• STATED GOAL: Transcribe the lines below verbatim, skipping the images.

• MATERIAL FOR THE TASK:
----------------
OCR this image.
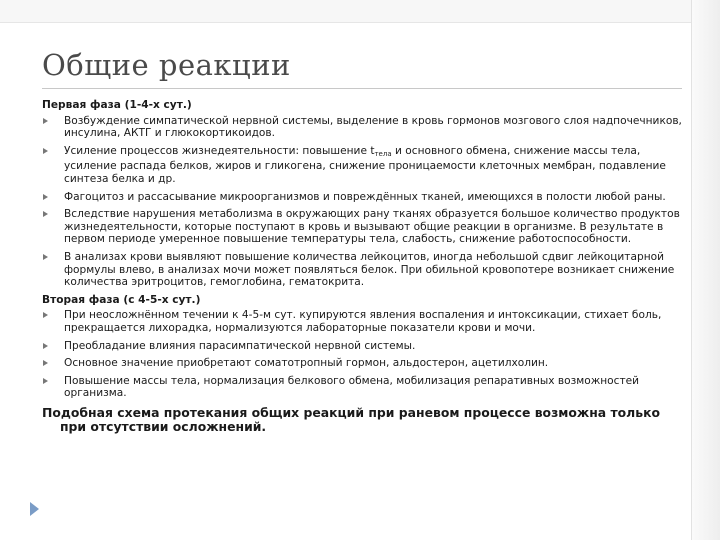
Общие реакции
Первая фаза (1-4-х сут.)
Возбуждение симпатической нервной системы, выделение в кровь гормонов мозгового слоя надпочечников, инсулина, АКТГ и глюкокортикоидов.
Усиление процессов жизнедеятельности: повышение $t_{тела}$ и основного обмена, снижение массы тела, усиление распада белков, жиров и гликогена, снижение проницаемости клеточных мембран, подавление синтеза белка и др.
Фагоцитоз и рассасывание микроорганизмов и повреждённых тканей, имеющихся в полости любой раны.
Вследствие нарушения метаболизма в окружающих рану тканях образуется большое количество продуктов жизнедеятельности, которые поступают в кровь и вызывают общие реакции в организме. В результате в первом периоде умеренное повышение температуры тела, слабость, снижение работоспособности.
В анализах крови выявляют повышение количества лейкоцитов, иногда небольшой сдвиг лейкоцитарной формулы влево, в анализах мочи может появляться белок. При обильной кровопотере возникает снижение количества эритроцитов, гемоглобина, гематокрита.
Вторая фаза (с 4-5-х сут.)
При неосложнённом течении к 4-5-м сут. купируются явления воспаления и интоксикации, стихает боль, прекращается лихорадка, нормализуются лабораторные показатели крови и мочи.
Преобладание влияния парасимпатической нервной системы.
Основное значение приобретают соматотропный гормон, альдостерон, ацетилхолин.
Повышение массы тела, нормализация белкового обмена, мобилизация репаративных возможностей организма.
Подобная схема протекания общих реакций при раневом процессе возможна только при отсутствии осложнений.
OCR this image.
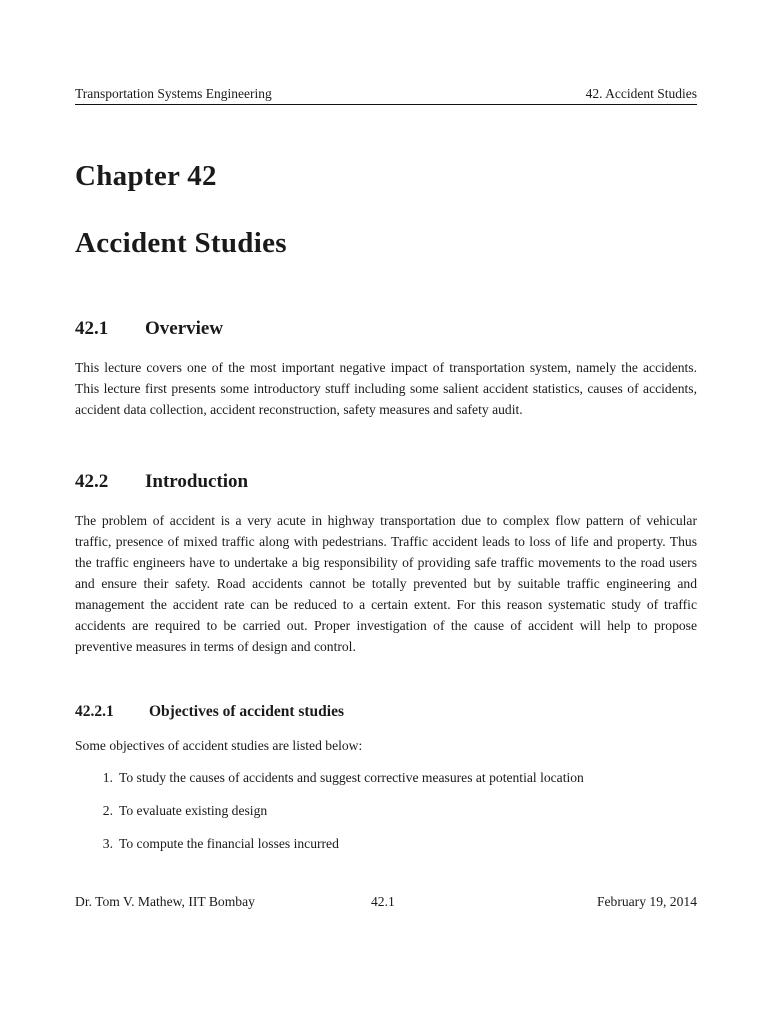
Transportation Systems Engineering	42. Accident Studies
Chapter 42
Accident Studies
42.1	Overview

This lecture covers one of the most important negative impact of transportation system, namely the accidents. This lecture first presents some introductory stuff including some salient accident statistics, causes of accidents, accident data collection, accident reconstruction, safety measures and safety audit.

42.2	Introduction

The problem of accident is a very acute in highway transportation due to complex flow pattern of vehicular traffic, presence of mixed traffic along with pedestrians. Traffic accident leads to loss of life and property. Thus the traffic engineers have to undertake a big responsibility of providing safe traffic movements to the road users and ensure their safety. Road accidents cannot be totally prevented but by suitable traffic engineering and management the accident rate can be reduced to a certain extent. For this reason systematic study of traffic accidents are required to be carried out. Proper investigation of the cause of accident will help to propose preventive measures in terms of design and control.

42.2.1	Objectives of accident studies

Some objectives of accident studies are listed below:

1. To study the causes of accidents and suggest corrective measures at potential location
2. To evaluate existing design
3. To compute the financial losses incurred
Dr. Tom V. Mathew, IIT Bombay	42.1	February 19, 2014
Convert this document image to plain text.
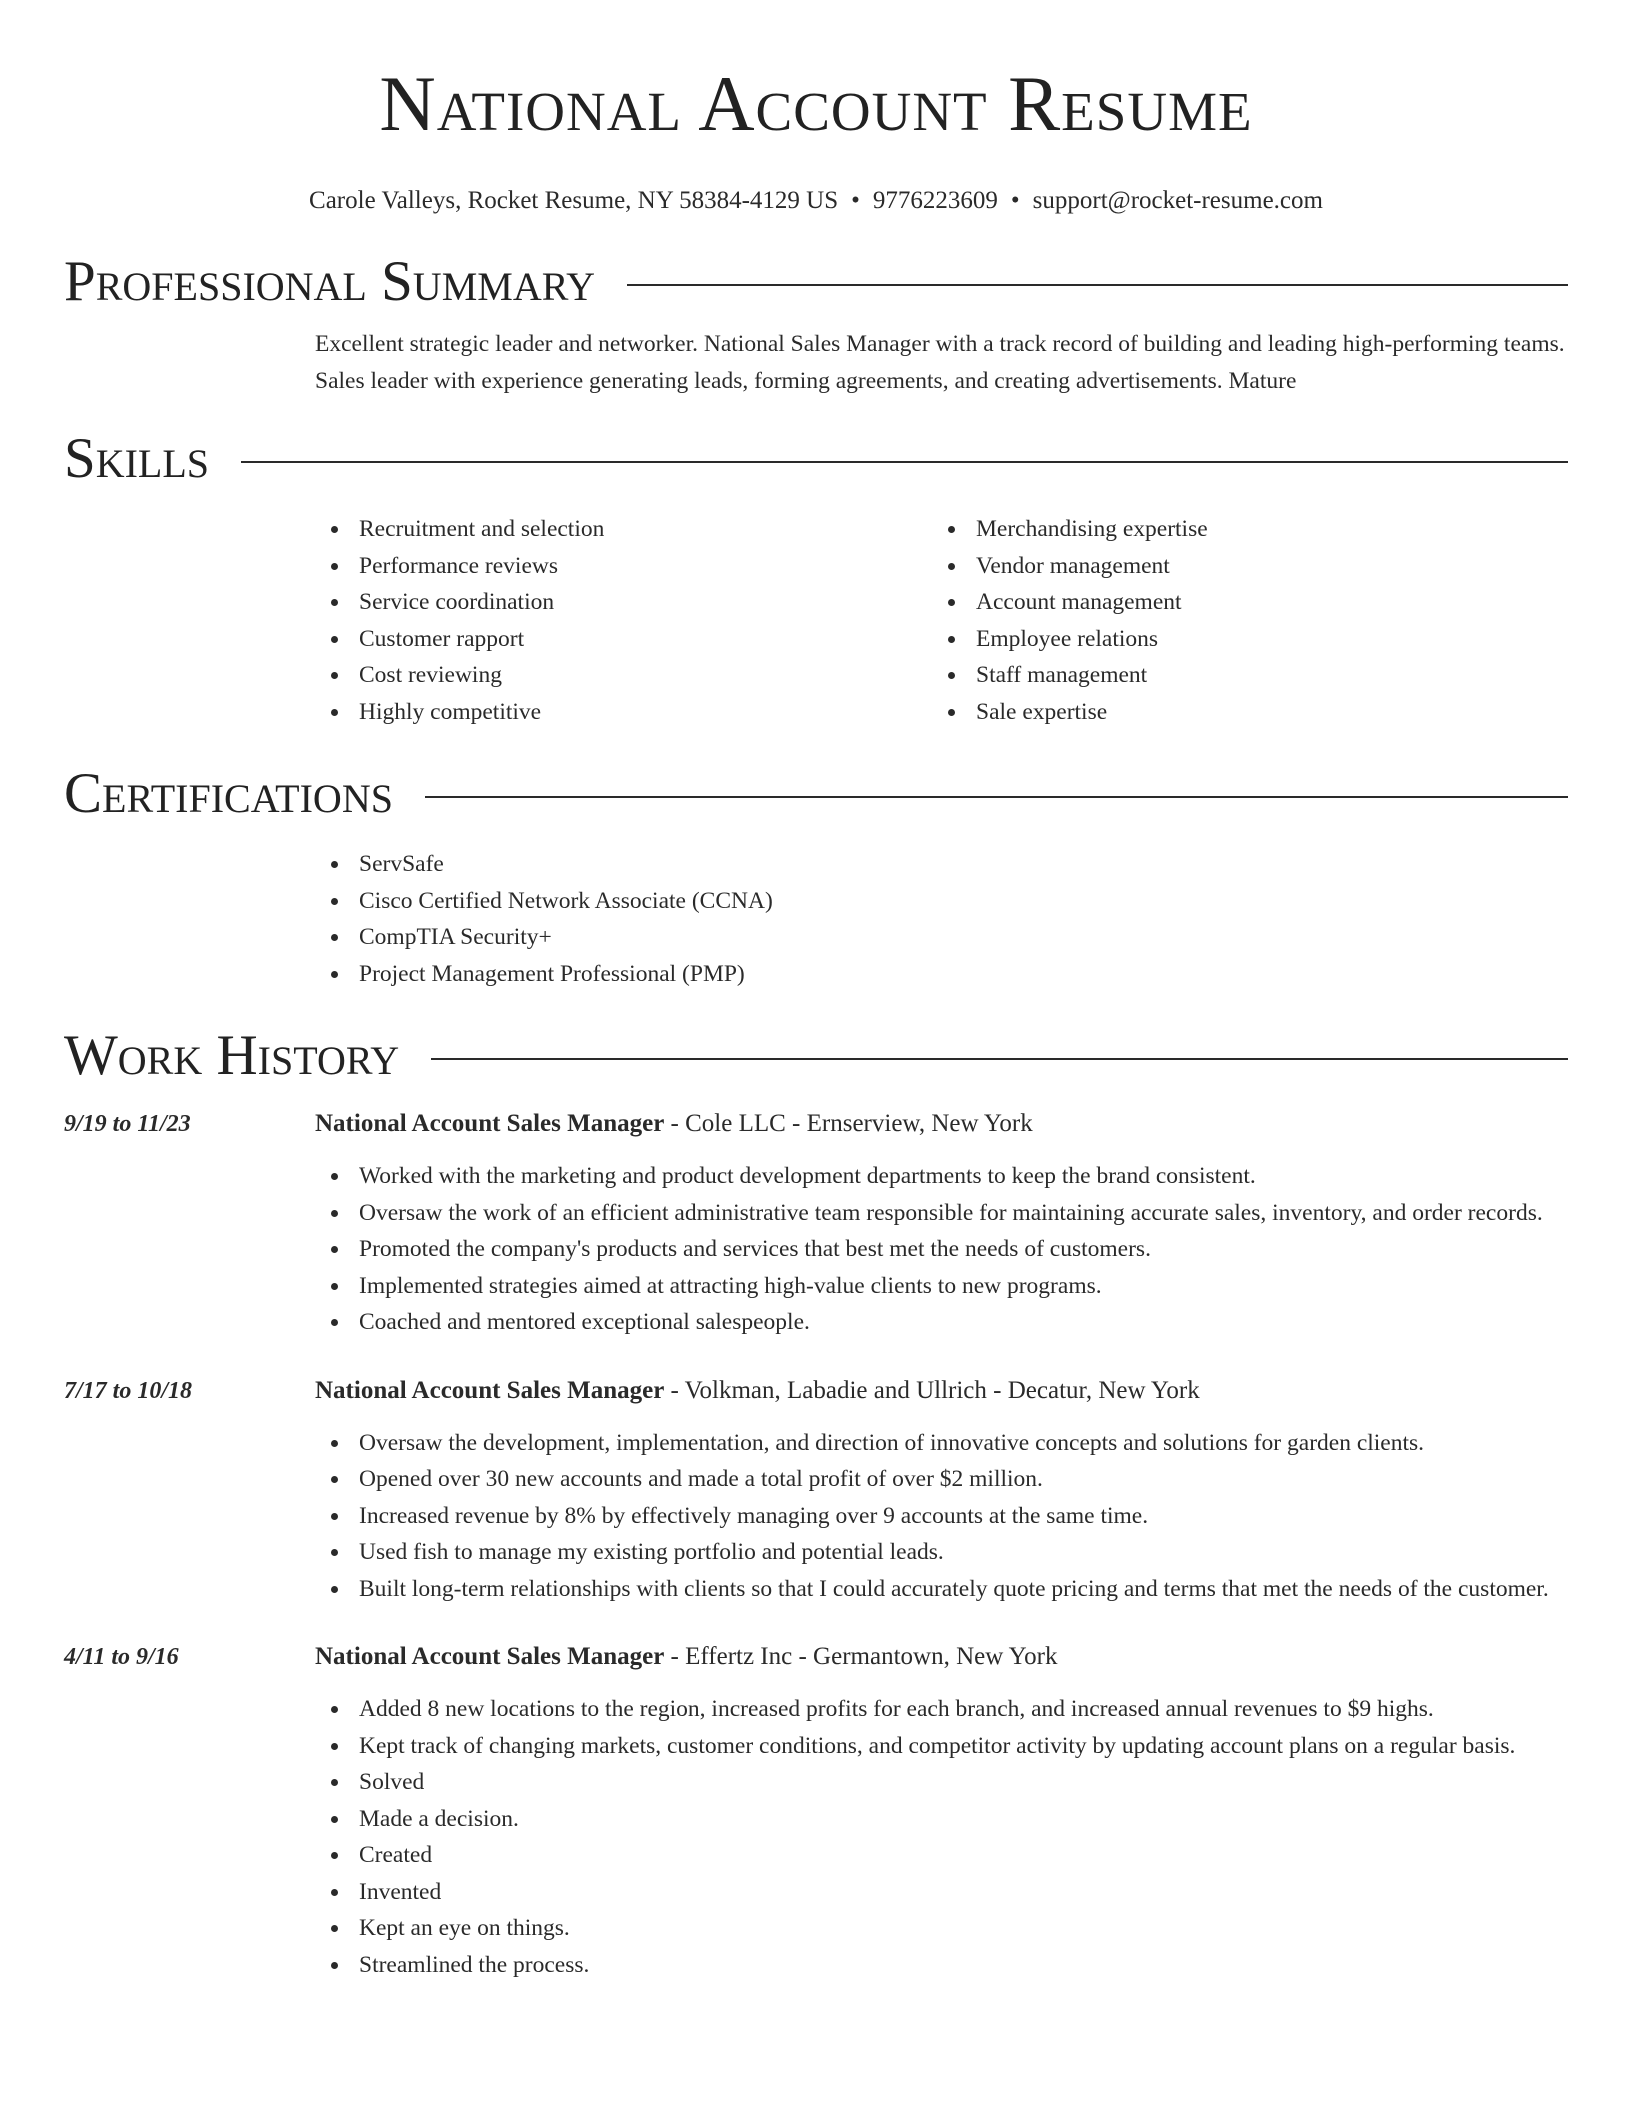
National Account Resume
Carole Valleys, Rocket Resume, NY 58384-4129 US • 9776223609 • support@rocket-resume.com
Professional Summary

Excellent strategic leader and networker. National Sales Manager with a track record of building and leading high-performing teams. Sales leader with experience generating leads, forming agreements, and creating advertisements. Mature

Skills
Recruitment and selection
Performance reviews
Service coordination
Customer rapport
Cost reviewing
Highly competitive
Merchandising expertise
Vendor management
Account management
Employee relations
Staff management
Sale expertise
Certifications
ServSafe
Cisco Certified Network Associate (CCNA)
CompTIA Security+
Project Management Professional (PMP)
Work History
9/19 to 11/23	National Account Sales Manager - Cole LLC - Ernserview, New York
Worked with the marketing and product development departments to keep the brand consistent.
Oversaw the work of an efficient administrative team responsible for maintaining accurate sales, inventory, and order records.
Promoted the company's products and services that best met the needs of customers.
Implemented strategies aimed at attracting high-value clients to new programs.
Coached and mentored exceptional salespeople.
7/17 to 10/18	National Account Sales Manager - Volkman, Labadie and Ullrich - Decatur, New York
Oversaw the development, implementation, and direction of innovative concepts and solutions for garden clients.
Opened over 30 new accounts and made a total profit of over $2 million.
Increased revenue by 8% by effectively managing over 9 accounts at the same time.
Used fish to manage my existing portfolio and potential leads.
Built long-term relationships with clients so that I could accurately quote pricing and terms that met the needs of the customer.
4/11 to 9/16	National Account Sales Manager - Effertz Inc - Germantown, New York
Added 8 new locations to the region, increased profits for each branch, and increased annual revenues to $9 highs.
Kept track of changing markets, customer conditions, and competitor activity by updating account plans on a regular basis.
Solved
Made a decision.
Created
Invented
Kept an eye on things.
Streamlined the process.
----------------
• EXERCISE RESPONSE:
OCR this image.
Общие реакции
Первая фаза (1-4-х сут.)
Возбуждение симпатической нервной системы, выделение в кровь гормонов мозгового слоя надпочечников, инсулина, АКТГ и глюкокортикоидов.
Усиление процессов жизнедеятельности: повышение $t_{тела}$ и основного обмена, снижение массы тела, усиление распада белков, жиров и гликогена, снижение проницаемости клеточных мембран, подавление синтеза белка и др.
Фагоцитоз и рассасывание микроорганизмов и повреждённых тканей, имеющихся в полости любой раны.
Вследствие нарушения метаболизма в окружающих рану тканях образуется большое количество продуктов жизнедеятельности, которые поступают в кровь и вызывают общие реакции в организме. В результате в первом периоде умеренное повышение температуры тела, слабость, снижение работоспособности.
В анализах крови выявляют повышение количества лейкоцитов, иногда небольшой сдвиг лейкоцитарной формулы влево, в анализах мочи может появляться белок. При обильной кровопотере возникает снижение количества эритроцитов, гемоглобина, гематокрита.
Вторая фаза (с 4-5-х сут.)
При неосложнённом течении к 4-5-м сут. купируются явления воспаления и интоксикации, стихает боль, прекращается лихорадка, нормализуются лабораторные показатели крови и мочи.
Преобладание влияния парасимпатической нервной системы.
Основное значение приобретают соматотропный гормон, альдостерон, ацетилхолин.
Повышение массы тела, нормализация белкового обмена, мобилизация репаративных возможностей организма.
Подобная схема протекания общих реакций при раневом процессе возможна только при отсутствии осложнений.
OCR this image.
Transportation Systems Engineering	42. Accident Studies
Chapter 42
Accident Studies
42.1	Overview

This lecture covers one of the most important negative impact of transportation system, namely the accidents. This lecture first presents some introductory stuff including some salient accident statistics, causes of accidents, accident data collection, accident reconstruction, safety measures and safety audit.

42.2	Introduction

The problem of accident is a very acute in highway transportation due to complex flow pattern of vehicular traffic, presence of mixed traffic along with pedestrians. Traffic accident leads to loss of life and property. Thus the traffic engineers have to undertake a big responsibility of providing safe traffic movements to the road users and ensure their safety. Road accidents cannot be totally prevented but by suitable traffic engineering and management the accident rate can be reduced to a certain extent. For this reason systematic study of traffic accidents are required to be carried out. Proper investigation of the cause of accident will help to propose preventive measures in terms of design and control.

42.2.1	Objectives of accident studies

Some objectives of accident studies are listed below:

1. To study the causes of accidents and suggest corrective measures at potential location
2. To evaluate existing design
3. To compute the financial losses incurred
Dr. Tom V. Mathew, IIT Bombay	42.1	February 19, 2014
Convert this document image to plain text.
National Account Resume
Carole Valleys, Rocket Resume, NY 58384-4129 US • 9776223609 • support@rocket-resume.com
Professional Summary

Excellent strategic leader and networker. National Sales Manager with a track record of building and leading high-performing teams. Sales leader with experience generating leads, forming agreements, and creating advertisements. Mature

Skills
Recruitment and selection
Performance reviews
Service coordination
Customer rapport
Cost reviewing
Highly competitive
Merchandising expertise
Vendor management
Account management
Employee relations
Staff management
Sale expertise
Certifications
ServSafe
Cisco Certified Network Associate (CCNA)
CompTIA Security+
Project Management Professional (PMP)
Work History
9/19 to 11/23	National Account Sales Manager - Cole LLC - Ernserview, New York
Worked with the marketing and product development departments to keep the brand consistent.
Oversaw the work of an efficient administrative team responsible for maintaining accurate sales, inventory, and order records.
Promoted the company's products and services that best met the needs of customers.
Implemented strategies aimed at attracting high-value clients to new programs.
Coached and mentored exceptional salespeople.
7/17 to 10/18	National Account Sales Manager - Volkman, Labadie and Ullrich - Decatur, New York
Oversaw the development, implementation, and direction of innovative concepts and solutions for garden clients.
Opened over 30 new accounts and made a total profit of over $2 million.
Increased revenue by 8% by effectively managing over 9 accounts at the same time.
Used fish to manage my existing portfolio and potential leads.
Built long-term relationships with clients so that I could accurately quote pricing and terms that met the needs of the customer.
4/11 to 9/16	National Account Sales Manager - Effertz Inc - Germantown, New York
Added 8 new locations to the region, increased profits for each branch, and increased annual revenues to $9 highs.
Kept track of changing markets, customer conditions, and competitor activity by updating account plans on a regular basis.
Solved
Made a decision.
Created
Invented
Kept an eye on things.
Streamlined the process.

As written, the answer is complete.